- [What you should do]: Transcribe every entry word for word, but skip the images.
--- start of Task data ---
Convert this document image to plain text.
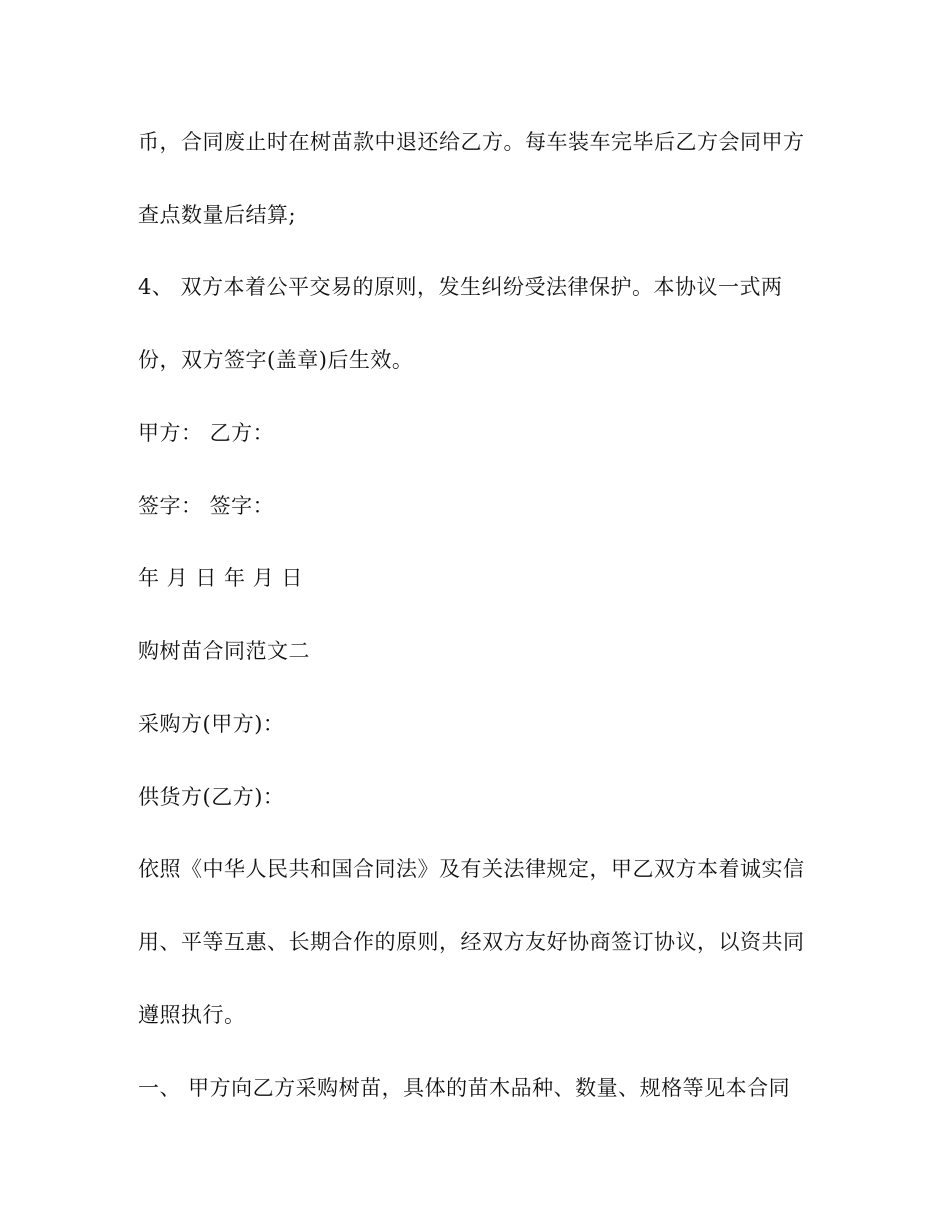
币，合同废止时在树苗款中退还给乙方。每车装车完毕后乙方会同甲方
查点数量后结算;
4、 双方本着公平交易的原则，发生纠纷受法律保护。本协议一式两
份，双方签字(盖章)后生效。
甲方： 乙方：
签字： 签字：
年 月 日 年 月 日
购树苗合同范文二
采购方(甲方)：
供货方(乙方)：
依照《中华人民共和国合同法》及有关法律规定，甲乙双方本着诚实信
用、平等互惠、长期合作的原则，经双方友好协商签订协议，以资共同
遵照执行。
一、 甲方向乙方采购树苗，具体的苗木品种、数量、规格等见本合同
--- end of Task data ---
- [Response to this task]:
Convert this document image to plain text.
币，合同废止时在树苗款中退还给乙方。每车装车完毕后乙方会同甲方
查点数量后结算;
4、 双方本着公平交易的原则，发生纠纷受法律保护。本协议一式两
份，双方签字(盖章)后生效。
甲方： 乙方：
签字： 签字：
年 月 日 年 月 日
购树苗合同范文二
采购方(甲方)：
供货方(乙方)：
依照《中华人民共和国合同法》及有关法律规定，甲乙双方本着诚实信
用、平等互惠、长期合作的原则，经双方友好协商签订协议，以资共同
遵照执行。
一、 甲方向乙方采购树苗，具体的苗木品种、数量、规格等见本合同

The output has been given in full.